# Problem
Can you output the material exactly as written, minus any pictures it holds?

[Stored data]
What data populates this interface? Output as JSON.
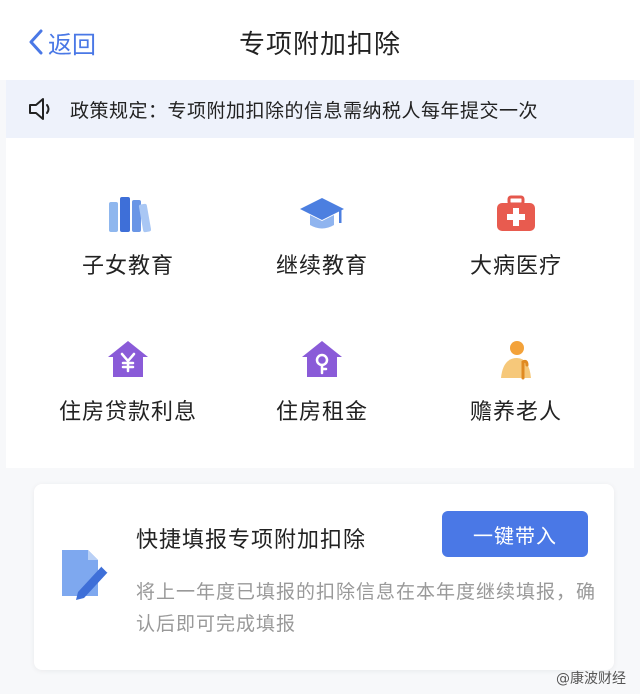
{
  "header": {
    "back_label": "返回",
    "title": "专项附加扣除"
  },
  "notice": {
    "icon": "speaker-icon",
    "text": "政策规定：专项附加扣除的信息需纳税人每年提交一次"
  },
  "categories": [
    {
      "label": "子女教育",
      "icon": "books-icon"
    },
    {
      "label": "继续教育",
      "icon": "graduation-cap-icon"
    },
    {
      "label": "大病医疗",
      "icon": "medical-kit-icon"
    },
    {
      "label": "住房贷款利息",
      "icon": "house-yen-icon"
    },
    {
      "label": "住房租金",
      "icon": "house-key-icon"
    },
    {
      "label": "赡养老人",
      "icon": "elderly-person-icon"
    }
  ],
  "quick_fill": {
    "title": "快捷填报专项附加扣除",
    "description": "将上一年度已填报的扣除信息在本年度继续填报，确认后即可完成填报",
    "button_label": "一键带入",
    "icon": "document-edit-icon"
  },
  "watermark": "@康波财经",
  "colors": {
    "accent": "#4a78e6",
    "notice_bg": "#eef2fb",
    "page_bg": "#f7f8fa"
  }
}
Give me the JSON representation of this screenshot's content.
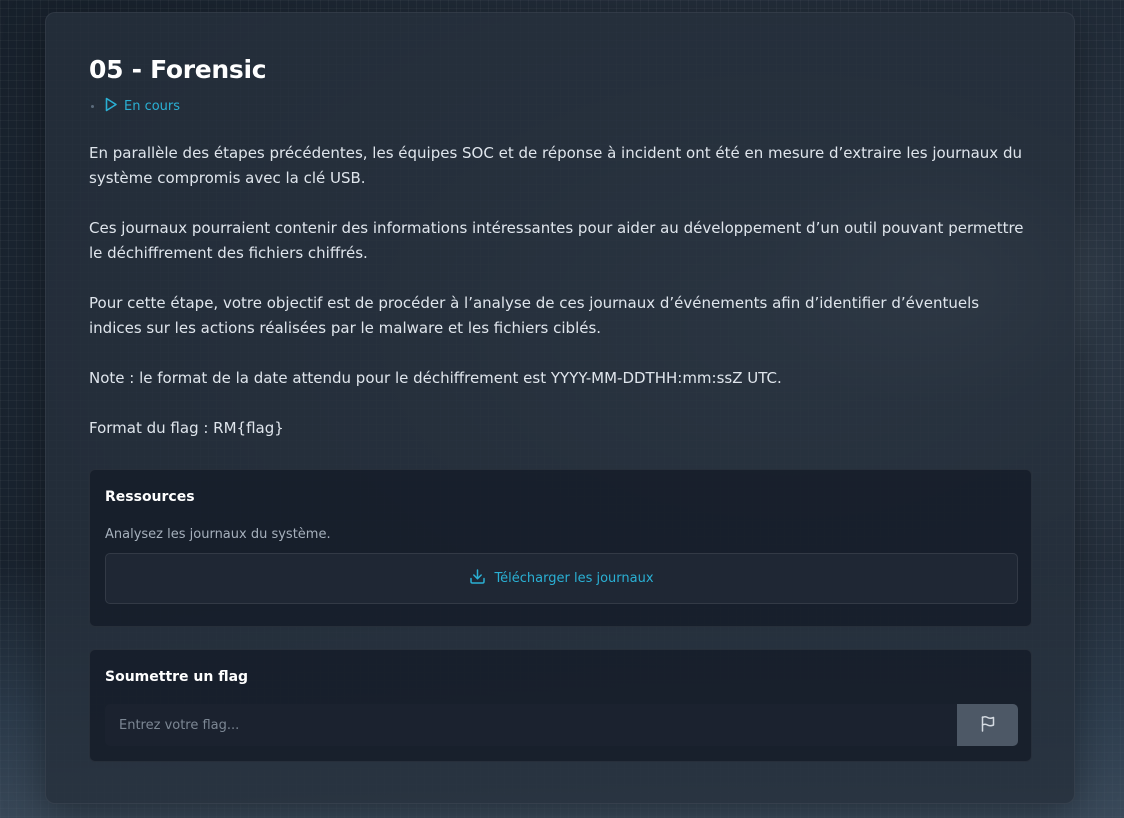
{
  "challenge": {
    "title": "05 - Forensic",
    "status": {
      "label": "En cours",
      "icon": "play-icon",
      "color": "#2ab0d4"
    },
    "description": [
      "En parallèle des étapes précédentes, les équipes SOC et de réponse à incident ont été en mesure d’extraire les journaux du système compromis avec la clé USB.",
      "Ces journaux pourraient contenir des informations intéressantes pour aider au développement d’un outil pouvant permettre le déchiffrement des fichiers chiffrés.",
      "Pour cette étape, votre objectif est de procéder à l’analyse de ces journaux d’événements afin d’identifier d’éventuels indices sur les actions réalisées par le malware et les fichiers ciblés.",
      "Note : le format de la date attendu pour le déchiffrement est YYYY-MM-DDTHH:mm:ssZ UTC.",
      "Format du flag : RM{flag}"
    ]
  },
  "resources": {
    "title": "Ressources",
    "description": "Analysez les journaux du système.",
    "download_label": "Télécharger les journaux",
    "download_icon": "download-icon"
  },
  "submit": {
    "title": "Soumettre un flag",
    "placeholder": "Entrez votre flag...",
    "button_icon": "flag-icon"
  },
  "colors": {
    "accent": "#2ab0d4",
    "card_bg": "#262f3c",
    "panel_bg": "#151c28",
    "submit_button": "#4d5866"
  }
}
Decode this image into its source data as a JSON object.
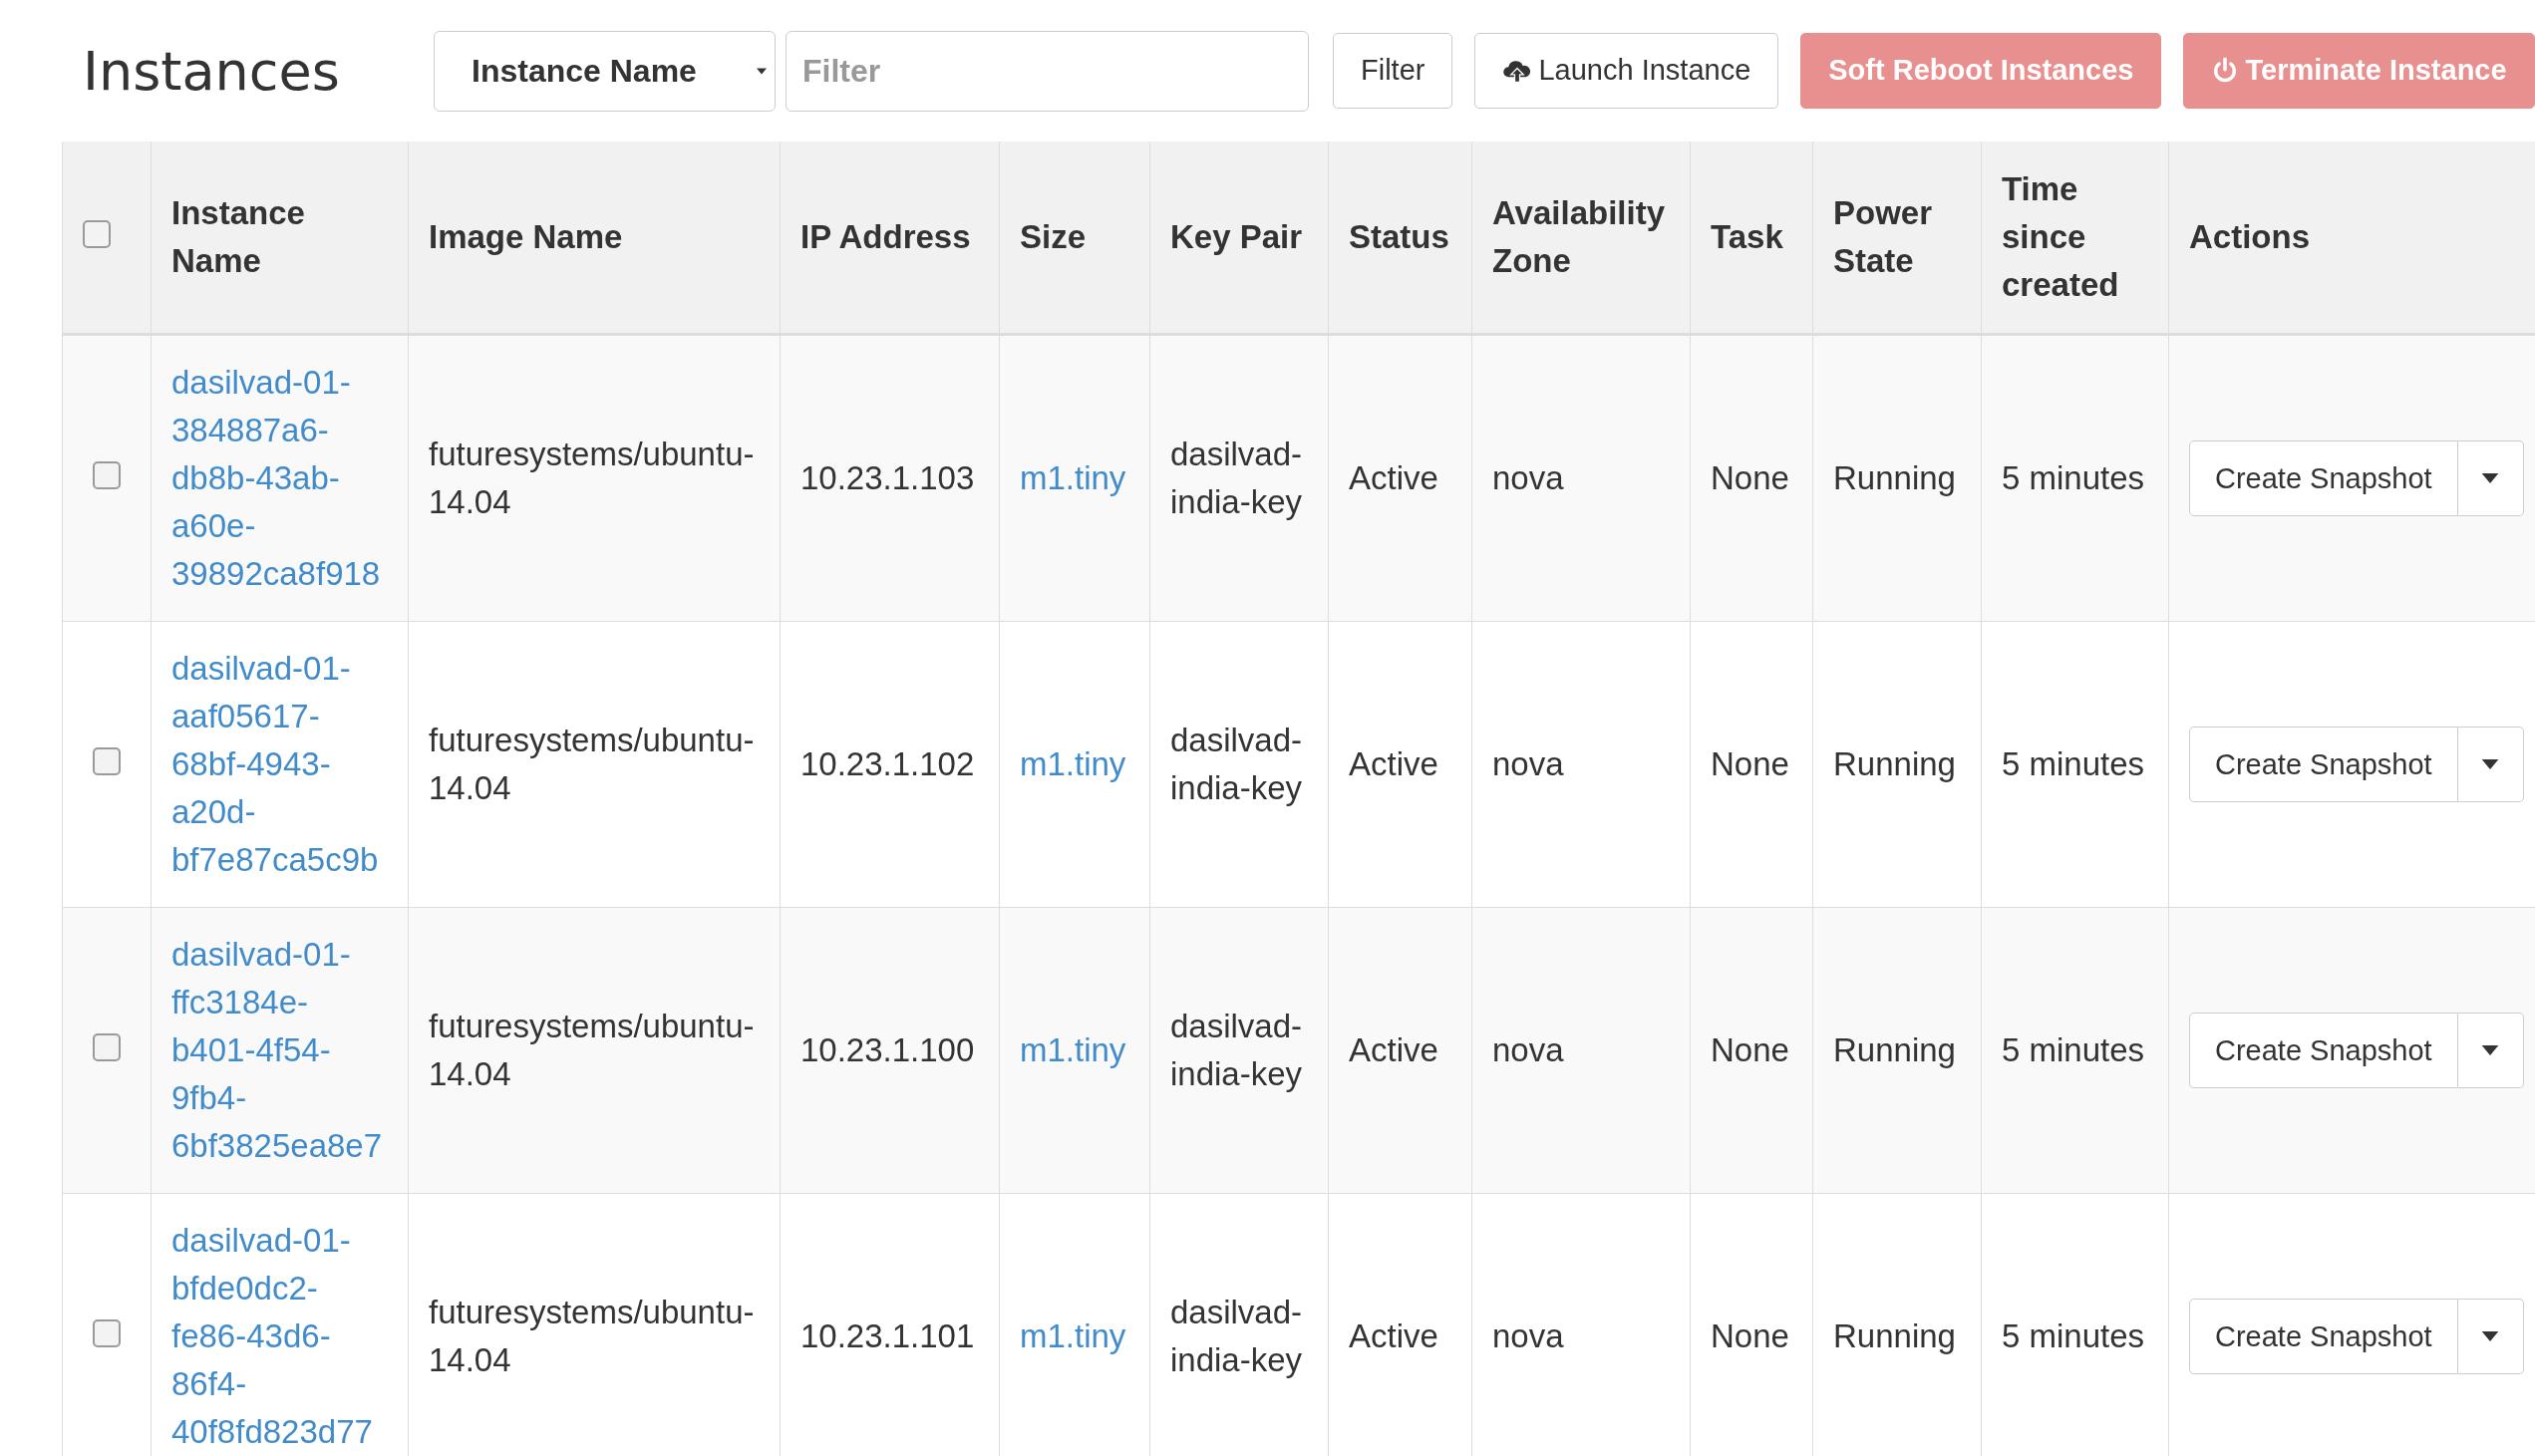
{
  "title": "Instances",
  "filter": {
    "field_select": "Instance Name",
    "placeholder": "Filter",
    "button": "Filter"
  },
  "toolbar_buttons": [
    {
      "kind": "launch",
      "label": "Launch Instance"
    },
    {
      "kind": "soft_reboot",
      "label": "Soft Reboot Instances"
    },
    {
      "kind": "terminate",
      "label": "Terminate Instance"
    }
  ],
  "table": {
    "select_all_checked": false,
    "columns": [
      "Instance Name",
      "Image Name",
      "IP Address",
      "Size",
      "Key Pair",
      "Status",
      "Availability Zone",
      "Task",
      "Power State",
      "Time since created",
      "Actions"
    ],
    "rows": [
      {
        "checked": false,
        "name": "dasilvad-01-384887a6-db8b-43ab-a60e-39892ca8f918",
        "image": "futuresystems/ubuntu-14.04",
        "ip": "10.23.1.103",
        "size": "m1.tiny",
        "key_pair": "dasilvad-india-key",
        "status": "Active",
        "zone": "nova",
        "task": "None",
        "power": "Running",
        "age": "5 minutes",
        "action": "Create Snapshot"
      },
      {
        "checked": false,
        "name": "dasilvad-01-aaf05617-68bf-4943-a20d-bf7e87ca5c9b",
        "image": "futuresystems/ubuntu-14.04",
        "ip": "10.23.1.102",
        "size": "m1.tiny",
        "key_pair": "dasilvad-india-key",
        "status": "Active",
        "zone": "nova",
        "task": "None",
        "power": "Running",
        "age": "5 minutes",
        "action": "Create Snapshot"
      },
      {
        "checked": false,
        "name": "dasilvad-01-ffc3184e-b401-4f54-9fb4-6bf3825ea8e7",
        "image": "futuresystems/ubuntu-14.04",
        "ip": "10.23.1.100",
        "size": "m1.tiny",
        "key_pair": "dasilvad-india-key",
        "status": "Active",
        "zone": "nova",
        "task": "None",
        "power": "Running",
        "age": "5 minutes",
        "action": "Create Snapshot"
      },
      {
        "checked": false,
        "name": "dasilvad-01-bfde0dc2-fe86-43d6-86f4-40f8fd823d77",
        "image": "futuresystems/ubuntu-14.04",
        "ip": "10.23.1.101",
        "size": "m1.tiny",
        "key_pair": "dasilvad-india-key",
        "status": "Active",
        "zone": "nova",
        "task": "None",
        "power": "Running",
        "age": "5 minutes",
        "action": "Create Snapshot"
      }
    ]
  }
}
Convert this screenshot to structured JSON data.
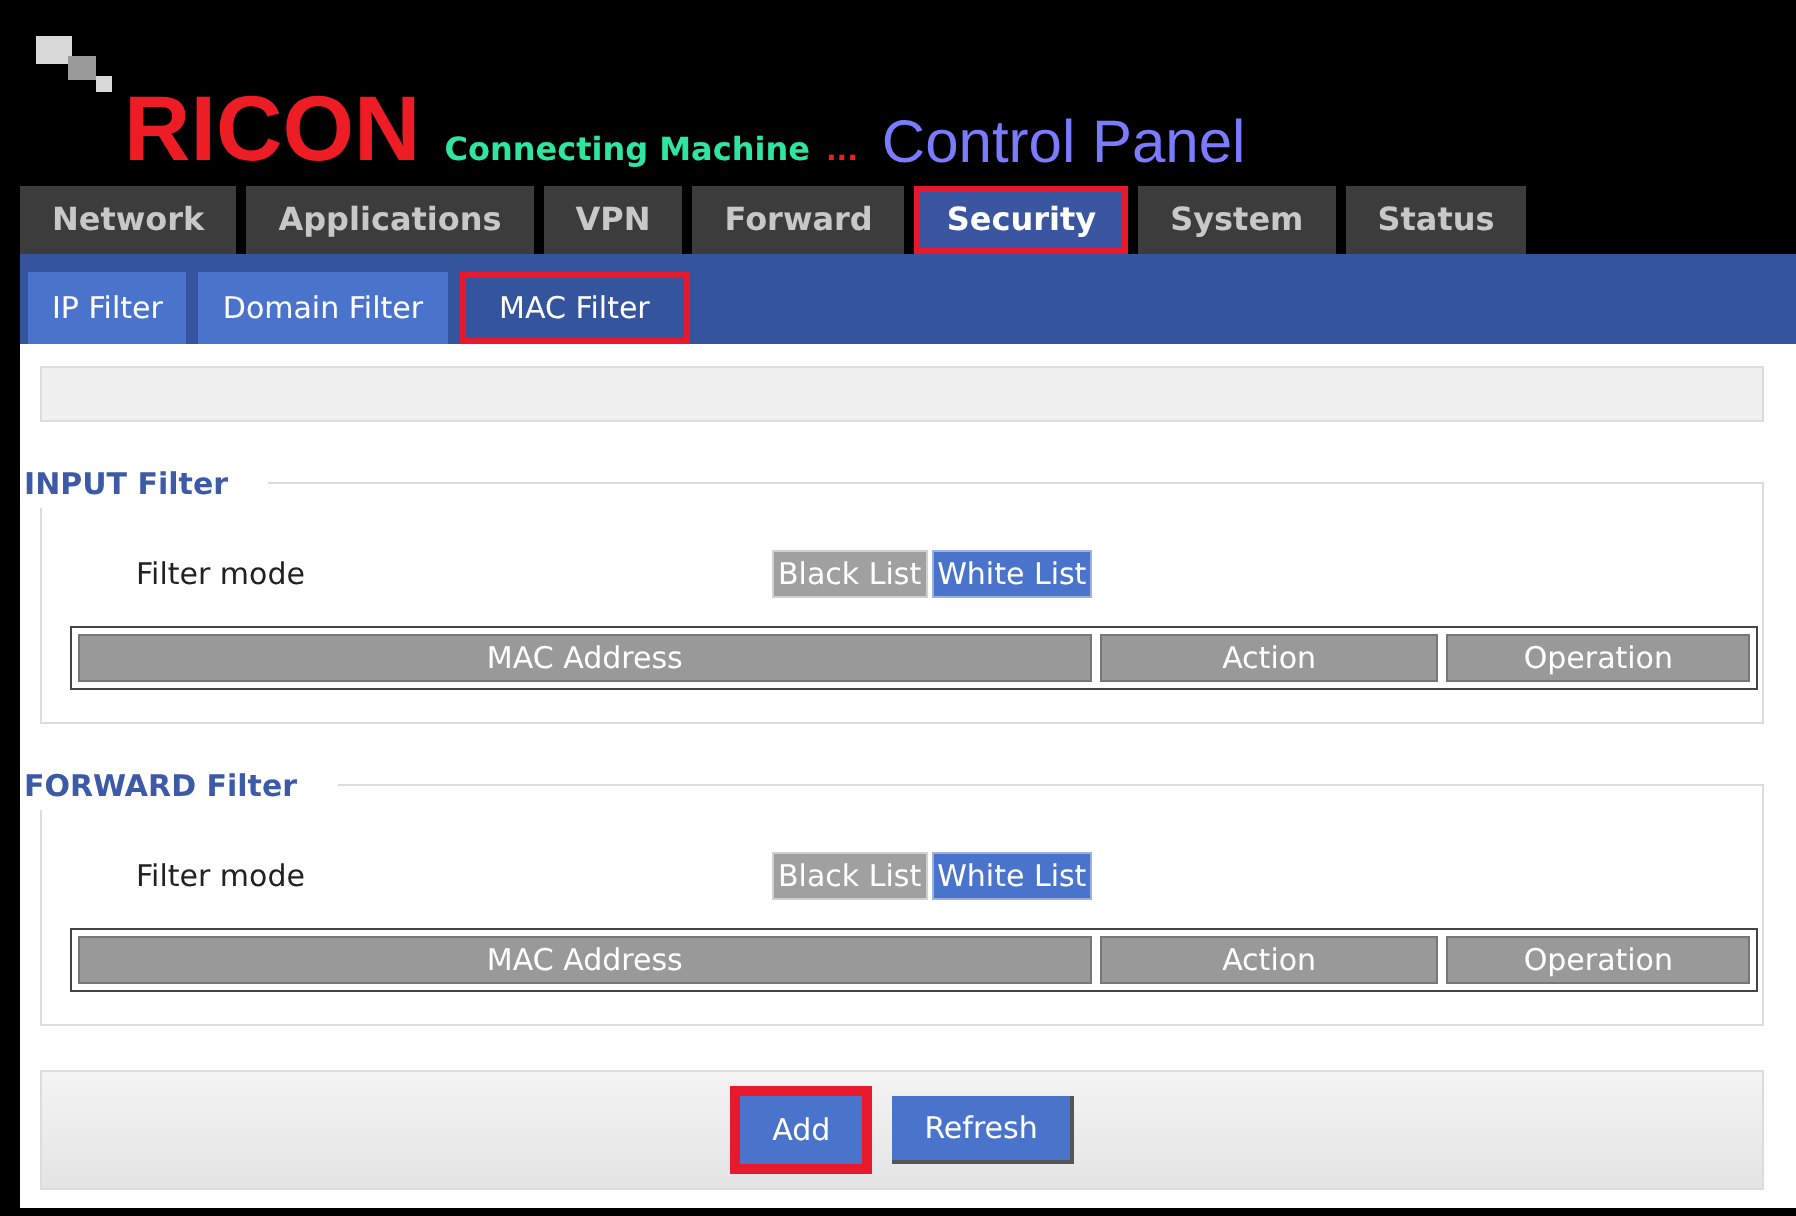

# Expected output
What data populates this interface? Output as JSON.
{
  "header": {
    "back_label": "返回",
    "title": "专项附加扣除"
  },
  "notice": {
    "icon": "speaker-icon",
    "text": "政策规定：专项附加扣除的信息需纳税人每年提交一次"
  },
  "categories": [
    {
      "label": "子女教育",
      "icon": "books-icon"
    },
    {
      "label": "继续教育",
      "icon": "graduation-cap-icon"
    },
    {
      "label": "大病医疗",
      "icon": "medical-kit-icon"
    },
    {
      "label": "住房贷款利息",
      "icon": "house-yen-icon"
    },
    {
      "label": "住房租金",
      "icon": "house-key-icon"
    },
    {
      "label": "赡养老人",
      "icon": "elderly-person-icon"
    }
  ],
  "quick_fill": {
    "title": "快捷填报专项附加扣除",
    "description": "将上一年度已填报的扣除信息在本年度继续填报，确认后即可完成填报",
    "button_label": "一键带入",
    "icon": "document-edit-icon"
  },
  "watermark": "@康波财经",
  "colors": {
    "accent": "#4a78e6",
    "notice_bg": "#eef2fb",
    "page_bg": "#f7f8fa"
  }
}
Give me the JSON representation of this screenshot's content.
{
  "challenge": {
    "title": "05 - Forensic",
    "status": {
      "label": "En cours",
      "icon": "play-icon",
      "color": "#2ab0d4"
    },
    "description": [
      "En parallèle des étapes précédentes, les équipes SOC et de réponse à incident ont été en mesure d’extraire les journaux du système compromis avec la clé USB.",
      "Ces journaux pourraient contenir des informations intéressantes pour aider au développement d’un outil pouvant permettre le déchiffrement des fichiers chiffrés.",
      "Pour cette étape, votre objectif est de procéder à l’analyse de ces journaux d’événements afin d’identifier d’éventuels indices sur les actions réalisées par le malware et les fichiers ciblés.",
      "Note : le format de la date attendu pour le déchiffrement est YYYY-MM-DDTHH:mm:ssZ UTC.",
      "Format du flag : RM{flag}"
    ]
  },
  "resources": {
    "title": "Ressources",
    "description": "Analysez les journaux du système.",
    "download_label": "Télécharger les journaux",
    "download_icon": "download-icon"
  },
  "submit": {
    "title": "Soumettre un flag",
    "placeholder": "Entrez votre flag...",
    "button_icon": "flag-icon"
  },
  "colors": {
    "accent": "#2ab0d4",
    "card_bg": "#262f3c",
    "panel_bg": "#151c28",
    "submit_button": "#4d5866"
  }
}
Decode this image into its source data as a JSON object.
{
  "title": "Instances",
  "filter": {
    "field_select": "Instance Name",
    "placeholder": "Filter",
    "button": "Filter"
  },
  "toolbar_buttons": [
    {
      "kind": "launch",
      "label": "Launch Instance"
    },
    {
      "kind": "soft_reboot",
      "label": "Soft Reboot Instances"
    },
    {
      "kind": "terminate",
      "label": "Terminate Instance"
    }
  ],
  "table": {
    "select_all_checked": false,
    "columns": [
      "Instance Name",
      "Image Name",
      "IP Address",
      "Size",
      "Key Pair",
      "Status",
      "Availability Zone",
      "Task",
      "Power State",
      "Time since created",
      "Actions"
    ],
    "rows": [
      {
        "checked": false,
        "name": "dasilvad-01-384887a6-db8b-43ab-a60e-39892ca8f918",
        "image": "futuresystems/ubuntu-14.04",
        "ip": "10.23.1.103",
        "size": "m1.tiny",
        "key_pair": "dasilvad-india-key",
        "status": "Active",
        "zone": "nova",
        "task": "None",
        "power": "Running",
        "age": "5 minutes",
        "action": "Create Snapshot"
      },
      {
        "checked": false,
        "name": "dasilvad-01-aaf05617-68bf-4943-a20d-bf7e87ca5c9b",
        "image": "futuresystems/ubuntu-14.04",
        "ip": "10.23.1.102",
        "size": "m1.tiny",
        "key_pair": "dasilvad-india-key",
        "status": "Active",
        "zone": "nova",
        "task": "None",
        "power": "Running",
        "age": "5 minutes",
        "action": "Create Snapshot"
      },
      {
        "checked": false,
        "name": "dasilvad-01-ffc3184e-b401-4f54-9fb4-6bf3825ea8e7",
        "image": "futuresystems/ubuntu-14.04",
        "ip": "10.23.1.100",
        "size": "m1.tiny",
        "key_pair": "dasilvad-india-key",
        "status": "Active",
        "zone": "nova",
        "task": "None",
        "power": "Running",
        "age": "5 minutes",
        "action": "Create Snapshot"
      },
      {
        "checked": false,
        "name": "dasilvad-01-bfde0dc2-fe86-43d6-86f4-40f8fd823d77",
        "image": "futuresystems/ubuntu-14.04",
        "ip": "10.23.1.101",
        "size": "m1.tiny",
        "key_pair": "dasilvad-india-key",
        "status": "Active",
        "zone": "nova",
        "task": "None",
        "power": "Running",
        "age": "5 minutes",
        "action": "Create Snapshot"
      }
    ]
  }
}
Convert this screenshot to structured JSON data.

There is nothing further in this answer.